→ WRITTEN EXERCISE: State how many lines in the data below contain the string "text", treating uppercase and lowercase letters as distinct. Give only the number.

→ DATA ENTRIES:
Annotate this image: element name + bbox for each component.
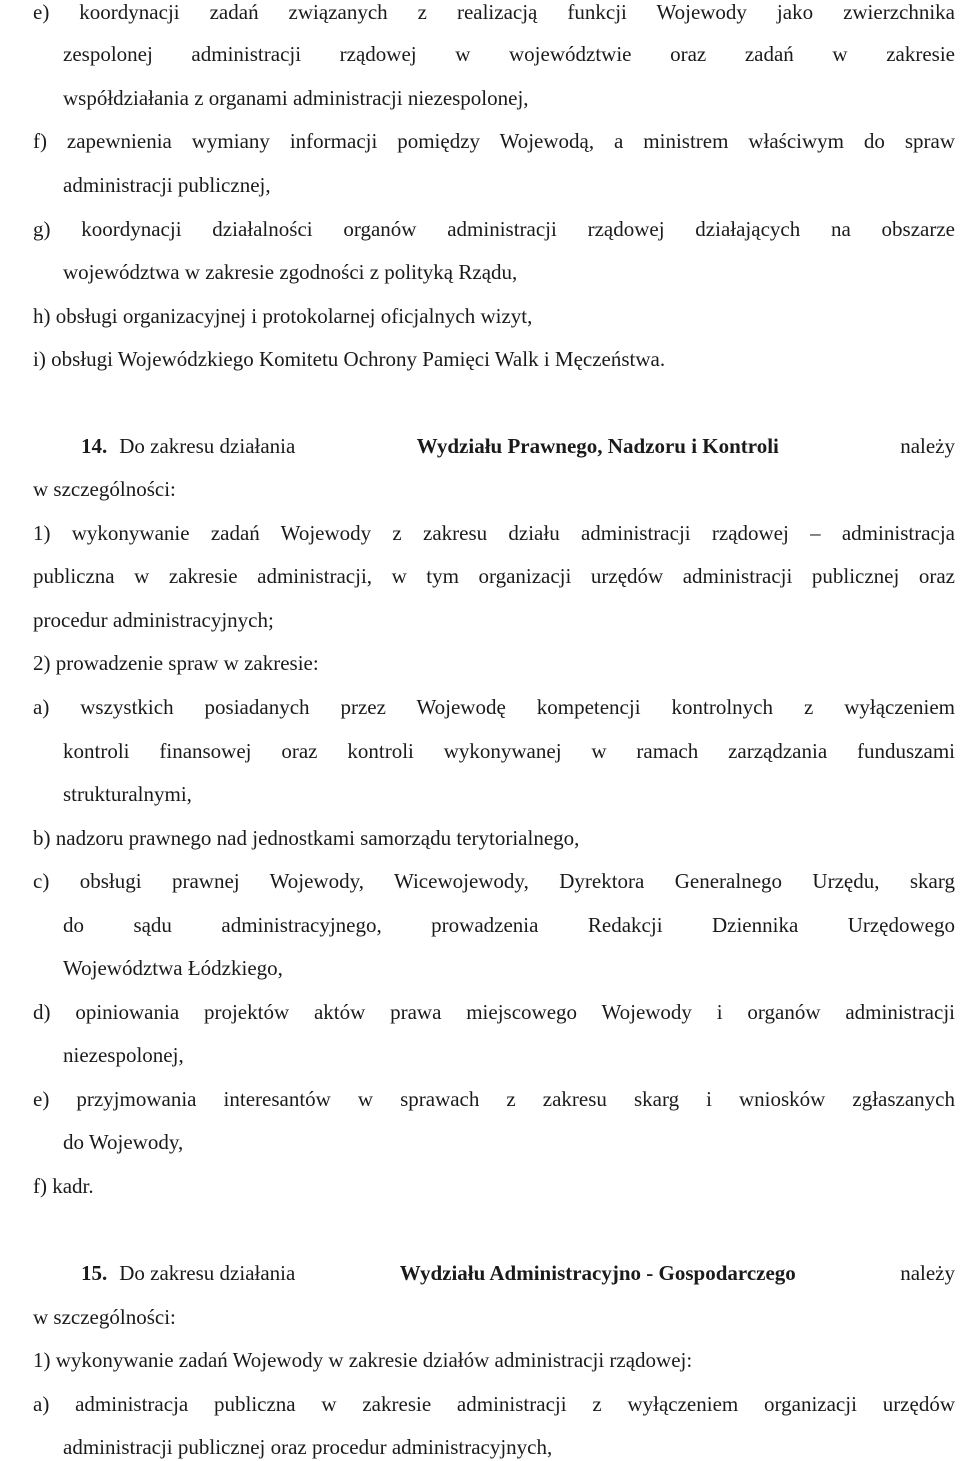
* * *
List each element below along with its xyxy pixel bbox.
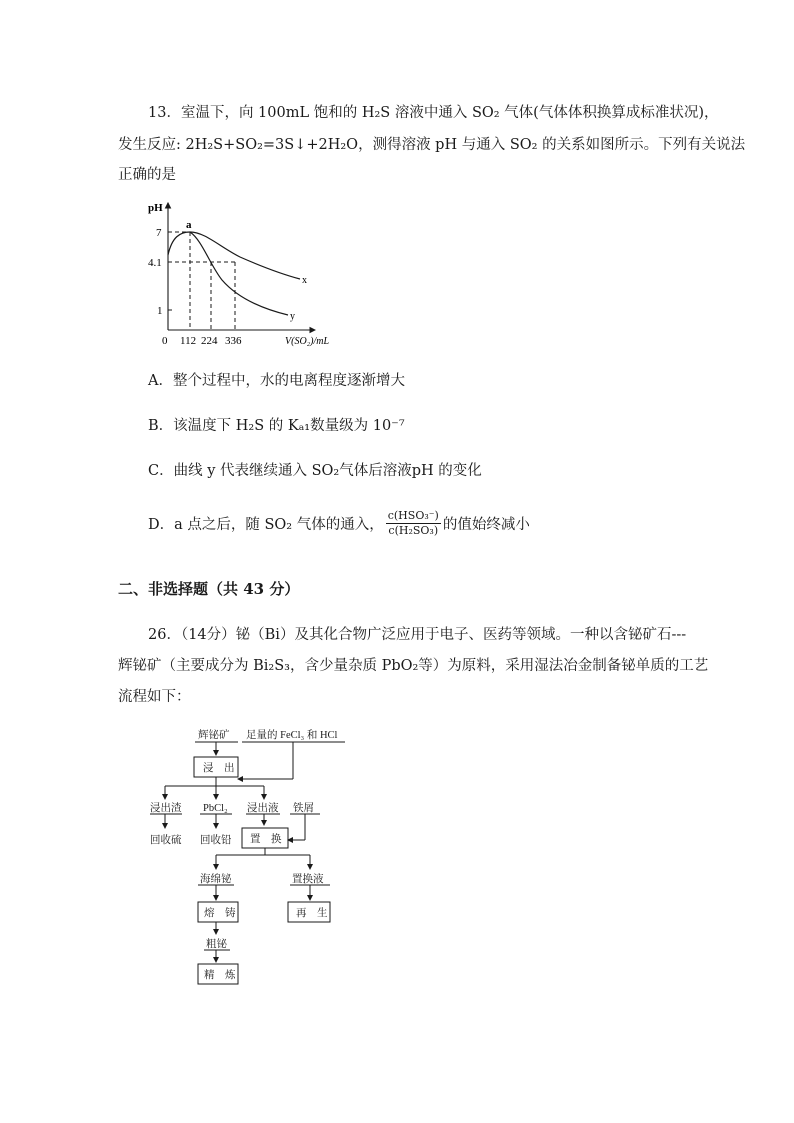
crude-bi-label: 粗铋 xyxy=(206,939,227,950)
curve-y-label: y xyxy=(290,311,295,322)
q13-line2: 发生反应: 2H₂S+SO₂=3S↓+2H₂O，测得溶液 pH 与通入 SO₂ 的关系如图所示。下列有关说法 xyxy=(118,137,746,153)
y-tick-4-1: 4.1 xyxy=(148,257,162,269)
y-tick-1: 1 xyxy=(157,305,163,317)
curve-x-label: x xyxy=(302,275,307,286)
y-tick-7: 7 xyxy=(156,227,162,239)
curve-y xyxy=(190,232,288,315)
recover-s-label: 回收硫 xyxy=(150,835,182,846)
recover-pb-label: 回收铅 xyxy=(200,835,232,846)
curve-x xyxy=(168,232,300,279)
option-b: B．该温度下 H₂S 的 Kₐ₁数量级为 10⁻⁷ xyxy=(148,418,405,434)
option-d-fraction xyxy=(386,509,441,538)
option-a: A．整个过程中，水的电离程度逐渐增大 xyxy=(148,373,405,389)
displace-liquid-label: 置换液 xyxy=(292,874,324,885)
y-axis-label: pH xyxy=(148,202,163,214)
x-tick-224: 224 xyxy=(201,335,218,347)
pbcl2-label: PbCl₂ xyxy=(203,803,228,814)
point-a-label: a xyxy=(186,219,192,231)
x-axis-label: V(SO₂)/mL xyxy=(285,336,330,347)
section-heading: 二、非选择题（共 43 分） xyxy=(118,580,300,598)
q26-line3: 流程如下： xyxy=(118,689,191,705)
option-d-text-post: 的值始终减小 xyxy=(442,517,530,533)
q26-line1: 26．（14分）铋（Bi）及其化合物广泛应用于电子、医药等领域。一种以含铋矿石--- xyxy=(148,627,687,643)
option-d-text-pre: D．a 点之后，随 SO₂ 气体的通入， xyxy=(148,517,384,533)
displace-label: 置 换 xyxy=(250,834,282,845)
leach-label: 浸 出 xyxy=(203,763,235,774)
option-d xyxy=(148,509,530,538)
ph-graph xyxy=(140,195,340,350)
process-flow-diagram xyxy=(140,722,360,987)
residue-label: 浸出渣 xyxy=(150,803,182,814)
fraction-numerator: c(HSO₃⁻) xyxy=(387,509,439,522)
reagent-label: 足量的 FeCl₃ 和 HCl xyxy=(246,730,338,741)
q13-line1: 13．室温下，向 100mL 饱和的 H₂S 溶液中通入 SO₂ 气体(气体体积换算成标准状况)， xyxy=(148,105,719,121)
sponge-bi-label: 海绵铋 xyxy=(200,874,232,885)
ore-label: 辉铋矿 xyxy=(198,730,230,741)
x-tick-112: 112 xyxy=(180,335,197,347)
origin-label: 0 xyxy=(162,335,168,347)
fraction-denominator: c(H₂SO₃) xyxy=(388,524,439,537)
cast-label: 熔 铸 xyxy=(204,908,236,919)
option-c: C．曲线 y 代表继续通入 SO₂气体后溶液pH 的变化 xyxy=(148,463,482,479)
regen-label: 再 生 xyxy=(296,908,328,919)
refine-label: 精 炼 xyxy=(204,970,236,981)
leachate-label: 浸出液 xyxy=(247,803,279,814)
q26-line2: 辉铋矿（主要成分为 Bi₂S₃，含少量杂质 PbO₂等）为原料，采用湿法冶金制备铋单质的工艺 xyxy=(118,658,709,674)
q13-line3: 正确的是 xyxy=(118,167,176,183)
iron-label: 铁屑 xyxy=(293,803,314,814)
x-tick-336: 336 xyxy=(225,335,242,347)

→ RESULT: 2